- THE TASK:
Can the data below be set down again exactly, line for line?

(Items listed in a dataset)
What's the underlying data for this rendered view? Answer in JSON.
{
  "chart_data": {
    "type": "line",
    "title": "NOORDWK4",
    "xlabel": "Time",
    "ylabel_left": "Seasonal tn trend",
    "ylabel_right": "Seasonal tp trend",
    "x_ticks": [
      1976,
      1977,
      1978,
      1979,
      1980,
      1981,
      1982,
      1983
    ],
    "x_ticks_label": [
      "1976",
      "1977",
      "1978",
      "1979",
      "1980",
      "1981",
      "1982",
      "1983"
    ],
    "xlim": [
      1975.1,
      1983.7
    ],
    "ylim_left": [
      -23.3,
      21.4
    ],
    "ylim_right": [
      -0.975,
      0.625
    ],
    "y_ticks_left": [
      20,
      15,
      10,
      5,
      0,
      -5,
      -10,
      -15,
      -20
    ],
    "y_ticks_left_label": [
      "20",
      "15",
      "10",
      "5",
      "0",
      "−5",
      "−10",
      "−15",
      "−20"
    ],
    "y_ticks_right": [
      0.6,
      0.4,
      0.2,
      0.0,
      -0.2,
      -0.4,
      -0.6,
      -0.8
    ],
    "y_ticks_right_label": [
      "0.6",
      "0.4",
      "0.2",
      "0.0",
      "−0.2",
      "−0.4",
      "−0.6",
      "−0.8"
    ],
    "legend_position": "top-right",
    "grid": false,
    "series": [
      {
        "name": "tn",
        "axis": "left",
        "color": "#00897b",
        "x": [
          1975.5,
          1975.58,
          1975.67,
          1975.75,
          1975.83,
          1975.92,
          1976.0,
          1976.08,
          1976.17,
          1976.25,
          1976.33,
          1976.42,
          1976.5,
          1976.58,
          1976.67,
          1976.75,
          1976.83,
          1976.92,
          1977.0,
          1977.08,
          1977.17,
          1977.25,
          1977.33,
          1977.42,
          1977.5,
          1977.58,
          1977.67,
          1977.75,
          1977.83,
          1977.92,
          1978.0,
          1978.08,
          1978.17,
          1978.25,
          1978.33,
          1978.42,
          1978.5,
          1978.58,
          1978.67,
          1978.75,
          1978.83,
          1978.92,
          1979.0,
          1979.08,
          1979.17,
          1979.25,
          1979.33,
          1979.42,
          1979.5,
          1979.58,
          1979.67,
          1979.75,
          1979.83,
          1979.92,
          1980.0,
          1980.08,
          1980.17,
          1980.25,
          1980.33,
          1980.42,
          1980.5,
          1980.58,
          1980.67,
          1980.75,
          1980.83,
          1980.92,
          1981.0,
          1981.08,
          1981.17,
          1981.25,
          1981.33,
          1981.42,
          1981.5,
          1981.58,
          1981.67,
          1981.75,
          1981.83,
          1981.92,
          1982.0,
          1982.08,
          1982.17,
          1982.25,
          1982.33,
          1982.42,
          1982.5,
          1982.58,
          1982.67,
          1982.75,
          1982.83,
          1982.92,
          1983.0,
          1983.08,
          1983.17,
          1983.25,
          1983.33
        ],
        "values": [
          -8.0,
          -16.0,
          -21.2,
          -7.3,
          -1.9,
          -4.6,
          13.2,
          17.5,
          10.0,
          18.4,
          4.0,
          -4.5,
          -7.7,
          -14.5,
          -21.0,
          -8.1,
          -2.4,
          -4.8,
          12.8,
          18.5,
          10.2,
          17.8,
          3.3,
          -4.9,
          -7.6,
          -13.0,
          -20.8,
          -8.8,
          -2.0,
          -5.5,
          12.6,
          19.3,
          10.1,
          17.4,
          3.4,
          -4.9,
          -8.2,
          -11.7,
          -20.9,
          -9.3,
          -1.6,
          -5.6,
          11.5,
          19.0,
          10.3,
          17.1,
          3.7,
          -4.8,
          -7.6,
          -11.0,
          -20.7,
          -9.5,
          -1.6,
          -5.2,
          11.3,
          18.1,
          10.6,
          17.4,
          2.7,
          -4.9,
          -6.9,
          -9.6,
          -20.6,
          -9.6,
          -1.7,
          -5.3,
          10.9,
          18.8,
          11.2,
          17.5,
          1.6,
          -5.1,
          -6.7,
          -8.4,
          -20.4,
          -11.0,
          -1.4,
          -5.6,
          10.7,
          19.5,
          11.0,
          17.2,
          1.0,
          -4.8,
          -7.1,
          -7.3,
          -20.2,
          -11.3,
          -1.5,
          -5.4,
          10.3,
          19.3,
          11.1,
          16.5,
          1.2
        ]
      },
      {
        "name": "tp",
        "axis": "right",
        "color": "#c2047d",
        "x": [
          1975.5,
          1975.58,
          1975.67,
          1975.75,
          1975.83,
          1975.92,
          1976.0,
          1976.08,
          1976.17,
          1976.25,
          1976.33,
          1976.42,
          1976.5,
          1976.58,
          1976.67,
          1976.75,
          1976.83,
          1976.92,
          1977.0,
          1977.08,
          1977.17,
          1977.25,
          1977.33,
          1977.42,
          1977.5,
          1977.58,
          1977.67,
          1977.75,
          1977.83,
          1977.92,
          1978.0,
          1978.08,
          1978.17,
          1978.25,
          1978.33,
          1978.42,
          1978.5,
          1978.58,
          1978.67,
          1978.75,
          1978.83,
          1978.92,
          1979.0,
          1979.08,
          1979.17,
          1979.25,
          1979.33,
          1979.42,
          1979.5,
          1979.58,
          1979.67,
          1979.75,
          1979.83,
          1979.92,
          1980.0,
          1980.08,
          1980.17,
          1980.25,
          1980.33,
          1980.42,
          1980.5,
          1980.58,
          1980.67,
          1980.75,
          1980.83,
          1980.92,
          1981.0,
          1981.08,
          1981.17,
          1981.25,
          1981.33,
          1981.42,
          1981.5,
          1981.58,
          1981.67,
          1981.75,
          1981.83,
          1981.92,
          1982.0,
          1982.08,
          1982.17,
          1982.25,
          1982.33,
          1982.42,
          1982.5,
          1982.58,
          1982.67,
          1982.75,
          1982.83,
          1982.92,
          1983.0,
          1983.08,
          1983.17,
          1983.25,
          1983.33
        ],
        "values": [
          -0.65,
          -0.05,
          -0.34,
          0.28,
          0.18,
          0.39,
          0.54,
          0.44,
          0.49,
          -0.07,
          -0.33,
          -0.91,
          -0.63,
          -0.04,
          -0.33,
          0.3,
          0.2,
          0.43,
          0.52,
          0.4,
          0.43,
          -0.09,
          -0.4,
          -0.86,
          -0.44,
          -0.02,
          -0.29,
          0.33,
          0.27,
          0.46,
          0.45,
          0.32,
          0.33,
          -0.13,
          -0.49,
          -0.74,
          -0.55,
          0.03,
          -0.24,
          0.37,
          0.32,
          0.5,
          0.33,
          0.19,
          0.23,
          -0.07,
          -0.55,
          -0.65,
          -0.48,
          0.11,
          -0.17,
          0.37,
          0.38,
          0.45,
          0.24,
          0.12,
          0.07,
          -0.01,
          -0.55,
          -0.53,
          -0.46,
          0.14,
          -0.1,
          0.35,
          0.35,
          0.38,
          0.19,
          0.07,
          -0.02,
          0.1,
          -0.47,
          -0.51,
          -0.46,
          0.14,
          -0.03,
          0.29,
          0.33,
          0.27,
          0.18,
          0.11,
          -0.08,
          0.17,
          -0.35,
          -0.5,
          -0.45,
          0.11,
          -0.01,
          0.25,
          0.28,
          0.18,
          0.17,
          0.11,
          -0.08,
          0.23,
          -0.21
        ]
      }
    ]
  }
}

- OUTPUT FOR THIS EXERCISE:
What's the underlying data for this rendered view? Answer in JSON.
{
  "chart_data": {
    "type": "line",
    "title": "NOORDWK4",
    "xlabel": "Time",
    "ylabel_left": "Seasonal tn trend",
    "ylabel_right": "Seasonal tp trend",
    "x_ticks": [
      1976,
      1977,
      1978,
      1979,
      1980,
      1981,
      1982,
      1983
    ],
    "x_ticks_label": [
      "1976",
      "1977",
      "1978",
      "1979",
      "1980",
      "1981",
      "1982",
      "1983"
    ],
    "xlim": [
      1975.1,
      1983.7
    ],
    "ylim_left": [
      -23.3,
      21.4
    ],
    "ylim_right": [
      -0.975,
      0.625
    ],
    "y_ticks_left": [
      20,
      15,
      10,
      5,
      0,
      -5,
      -10,
      -15,
      -20
    ],
    "y_ticks_left_label": [
      "20",
      "15",
      "10",
      "5",
      "0",
      "−5",
      "−10",
      "−15",
      "−20"
    ],
    "y_ticks_right": [
      0.6,
      0.4,
      0.2,
      0.0,
      -0.2,
      -0.4,
      -0.6,
      -0.8
    ],
    "y_ticks_right_label": [
      "0.6",
      "0.4",
      "0.2",
      "0.0",
      "−0.2",
      "−0.4",
      "−0.6",
      "−0.8"
    ],
    "legend_position": "top-right",
    "grid": false,
    "series": [
      {
        "name": "tn",
        "axis": "left",
        "color": "#00897b",
        "x": [
          1975.5,
          1975.58,
          1975.67,
          1975.75,
          1975.83,
          1975.92,
          1976.0,
          1976.08,
          1976.17,
          1976.25,
          1976.33,
          1976.42,
          1976.5,
          1976.58,
          1976.67,
          1976.75,
          1976.83,
          1976.92,
          1977.0,
          1977.08,
          1977.17,
          1977.25,
          1977.33,
          1977.42,
          1977.5,
          1977.58,
          1977.67,
          1977.75,
          1977.83,
          1977.92,
          1978.0,
          1978.08,
          1978.17,
          1978.25,
          1978.33,
          1978.42,
          1978.5,
          1978.58,
          1978.67,
          1978.75,
          1978.83,
          1978.92,
          1979.0,
          1979.08,
          1979.17,
          1979.25,
          1979.33,
          1979.42,
          1979.5,
          1979.58,
          1979.67,
          1979.75,
          1979.83,
          1979.92,
          1980.0,
          1980.08,
          1980.17,
          1980.25,
          1980.33,
          1980.42,
          1980.5,
          1980.58,
          1980.67,
          1980.75,
          1980.83,
          1980.92,
          1981.0,
          1981.08,
          1981.17,
          1981.25,
          1981.33,
          1981.42,
          1981.5,
          1981.58,
          1981.67,
          1981.75,
          1981.83,
          1981.92,
          1982.0,
          1982.08,
          1982.17,
          1982.25,
          1982.33,
          1982.42,
          1982.5,
          1982.58,
          1982.67,
          1982.75,
          1982.83,
          1982.92,
          1983.0,
          1983.08,
          1983.17,
          1983.25,
          1983.33
        ],
        "values": [
          -8.0,
          -16.0,
          -21.2,
          -7.3,
          -1.9,
          -4.6,
          13.2,
          17.5,
          10.0,
          18.4,
          4.0,
          -4.5,
          -7.7,
          -14.5,
          -21.0,
          -8.1,
          -2.4,
          -4.8,
          12.8,
          18.5,
          10.2,
          17.8,
          3.3,
          -4.9,
          -7.6,
          -13.0,
          -20.8,
          -8.8,
          -2.0,
          -5.5,
          12.6,
          19.3,
          10.1,
          17.4,
          3.4,
          -4.9,
          -8.2,
          -11.7,
          -20.9,
          -9.3,
          -1.6,
          -5.6,
          11.5,
          19.0,
          10.3,
          17.1,
          3.7,
          -4.8,
          -7.6,
          -11.0,
          -20.7,
          -9.5,
          -1.6,
          -5.2,
          11.3,
          18.1,
          10.6,
          17.4,
          2.7,
          -4.9,
          -6.9,
          -9.6,
          -20.6,
          -9.6,
          -1.7,
          -5.3,
          10.9,
          18.8,
          11.2,
          17.5,
          1.6,
          -5.1,
          -6.7,
          -8.4,
          -20.4,
          -11.0,
          -1.4,
          -5.6,
          10.7,
          19.5,
          11.0,
          17.2,
          1.0,
          -4.8,
          -7.1,
          -7.3,
          -20.2,
          -11.3,
          -1.5,
          -5.4,
          10.3,
          19.3,
          11.1,
          16.5,
          1.2
        ]
      },
      {
        "name": "tp",
        "axis": "right",
        "color": "#c2047d",
        "x": [
          1975.5,
          1975.58,
          1975.67,
          1975.75,
          1975.83,
          1975.92,
          1976.0,
          1976.08,
          1976.17,
          1976.25,
          1976.33,
          1976.42,
          1976.5,
          1976.58,
          1976.67,
          1976.75,
          1976.83,
          1976.92,
          1977.0,
          1977.08,
          1977.17,
          1977.25,
          1977.33,
          1977.42,
          1977.5,
          1977.58,
          1977.67,
          1977.75,
          1977.83,
          1977.92,
          1978.0,
          1978.08,
          1978.17,
          1978.25,
          1978.33,
          1978.42,
          1978.5,
          1978.58,
          1978.67,
          1978.75,
          1978.83,
          1978.92,
          1979.0,
          1979.08,
          1979.17,
          1979.25,
          1979.33,
          1979.42,
          1979.5,
          1979.58,
          1979.67,
          1979.75,
          1979.83,
          1979.92,
          1980.0,
          1980.08,
          1980.17,
          1980.25,
          1980.33,
          1980.42,
          1980.5,
          1980.58,
          1980.67,
          1980.75,
          1980.83,
          1980.92,
          1981.0,
          1981.08,
          1981.17,
          1981.25,
          1981.33,
          1981.42,
          1981.5,
          1981.58,
          1981.67,
          1981.75,
          1981.83,
          1981.92,
          1982.0,
          1982.08,
          1982.17,
          1982.25,
          1982.33,
          1982.42,
          1982.5,
          1982.58,
          1982.67,
          1982.75,
          1982.83,
          1982.92,
          1983.0,
          1983.08,
          1983.17,
          1983.25,
          1983.33
        ],
        "values": [
          -0.65,
          -0.05,
          -0.34,
          0.28,
          0.18,
          0.39,
          0.54,
          0.44,
          0.49,
          -0.07,
          -0.33,
          -0.91,
          -0.63,
          -0.04,
          -0.33,
          0.3,
          0.2,
          0.43,
          0.52,
          0.4,
          0.43,
          -0.09,
          -0.4,
          -0.86,
          -0.44,
          -0.02,
          -0.29,
          0.33,
          0.27,
          0.46,
          0.45,
          0.32,
          0.33,
          -0.13,
          -0.49,
          -0.74,
          -0.55,
          0.03,
          -0.24,
          0.37,
          0.32,
          0.5,
          0.33,
          0.19,
          0.23,
          -0.07,
          -0.55,
          -0.65,
          -0.48,
          0.11,
          -0.17,
          0.37,
          0.38,
          0.45,
          0.24,
          0.12,
          0.07,
          -0.01,
          -0.55,
          -0.53,
          -0.46,
          0.14,
          -0.1,
          0.35,
          0.35,
          0.38,
          0.19,
          0.07,
          -0.02,
          0.1,
          -0.47,
          -0.51,
          -0.46,
          0.14,
          -0.03,
          0.29,
          0.33,
          0.27,
          0.18,
          0.11,
          -0.08,
          0.17,
          -0.35,
          -0.5,
          -0.45,
          0.11,
          -0.01,
          0.25,
          0.28,
          0.18,
          0.17,
          0.11,
          -0.08,
          0.23,
          -0.21
        ]
      }
    ]
  }
}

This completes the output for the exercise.